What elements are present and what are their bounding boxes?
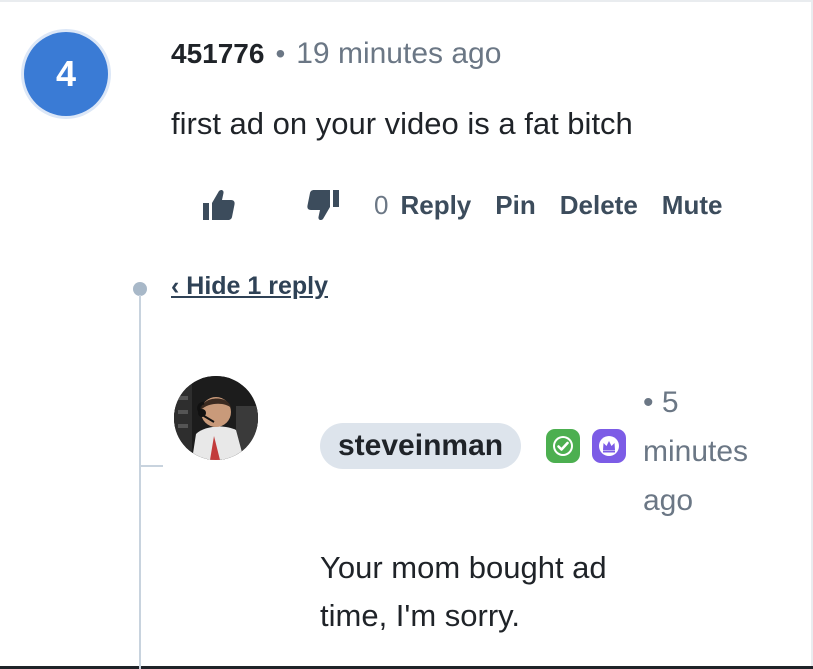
top-border xyxy=(0,0,813,2)
reply-time-line-1: • 5 xyxy=(643,386,679,419)
comment-timestamp[interactable]: 19 minutes ago xyxy=(296,37,501,71)
header-separator: • xyxy=(275,38,286,69)
comment-rank-number: 4 xyxy=(55,53,77,94)
pin-button[interactable]: Pin xyxy=(495,190,535,221)
vote-count: 0 xyxy=(374,189,389,220)
thumbs-up-icon[interactable] xyxy=(196,184,240,226)
reply-text: Your mom bought ad time, I'm sorry. xyxy=(320,550,607,633)
reply-timestamp[interactable]: • 5 minutes ago xyxy=(643,378,773,525)
verified-check-icon xyxy=(546,429,580,463)
thumbs-down-icon[interactable] xyxy=(302,184,346,226)
hide-replies-link[interactable]: ‹ Hide 1 reply xyxy=(171,272,328,301)
crown-icon xyxy=(592,429,626,463)
comment-actions: 0 Reply Pin Delete Mute xyxy=(196,184,722,226)
comment-text: first ad on your video is a fat bitch xyxy=(171,106,633,141)
comment-rank-avatar: 4 xyxy=(24,32,108,116)
mute-button[interactable]: Mute xyxy=(662,190,723,221)
reply-time-line-2: minutes xyxy=(643,435,749,468)
thread-line xyxy=(139,295,141,669)
delete-button[interactable]: Delete xyxy=(560,190,638,221)
avatar[interactable] xyxy=(174,376,258,460)
thread-dot xyxy=(133,282,147,296)
reply-time-line-3: ago xyxy=(643,484,694,517)
comment-header: 451776 • 19 minutes ago xyxy=(171,34,501,74)
reply-username-pill[interactable]: steveinman xyxy=(320,423,522,469)
thread-branch xyxy=(139,465,163,467)
comment-username[interactable]: 451776 xyxy=(171,38,264,70)
reply-username[interactable]: steveinman xyxy=(338,429,503,463)
reply-button[interactable]: Reply xyxy=(400,190,471,221)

══════

> _Consigne_: Réécris les données ci-dessus en remplaçant "steveinman" par "anonyme" à chaque occurrence, sans rien modifier d'autre. Omets l'image dans ta réponse.

> _Solution complète_:
What elements are present and what are their bounding boxes?
top-border xyxy=(0,0,813,2)
reply-time-line-1: • 5 xyxy=(643,386,679,419)
comment-timestamp[interactable]: 19 minutes ago xyxy=(296,37,501,71)
header-separator: • xyxy=(275,38,286,69)
comment-rank-number: 4 xyxy=(55,53,77,94)
pin-button[interactable]: Pin xyxy=(495,190,535,221)
vote-count: 0 xyxy=(374,189,389,220)
thumbs-up-icon[interactable] xyxy=(196,184,240,226)
reply-text: Your mom bought ad time, I'm sorry. xyxy=(320,550,607,633)
reply-timestamp[interactable]: • 5 minutes ago xyxy=(643,378,773,525)
verified-check-icon xyxy=(546,429,580,463)
thumbs-down-icon[interactable] xyxy=(302,184,346,226)
hide-replies-link[interactable]: ‹ Hide 1 reply xyxy=(171,272,328,301)
crown-icon xyxy=(592,429,626,463)
comment-actions: 0 Reply Pin Delete Mute xyxy=(196,184,722,226)
comment-text: first ad on your video is a fat bitch xyxy=(171,106,633,141)
comment-rank-avatar: 4 xyxy=(24,32,108,116)
mute-button[interactable]: Mute xyxy=(662,190,723,221)
reply-time-line-2: minutes xyxy=(643,435,749,468)
thread-line xyxy=(139,295,141,669)
delete-button[interactable]: Delete xyxy=(560,190,638,221)
avatar[interactable] xyxy=(174,376,258,460)
thread-dot xyxy=(133,282,147,296)
reply-time-line-3: ago xyxy=(643,484,694,517)
comment-header: 451776 • 19 minutes ago xyxy=(171,34,501,74)
reply-username-pill[interactable]: anonyme xyxy=(320,423,522,469)
thread-branch xyxy=(139,465,163,467)
comment-username[interactable]: 451776 xyxy=(171,38,264,70)
reply-username[interactable]: anonyme xyxy=(338,429,503,463)
reply-button[interactable]: Reply xyxy=(400,190,471,221)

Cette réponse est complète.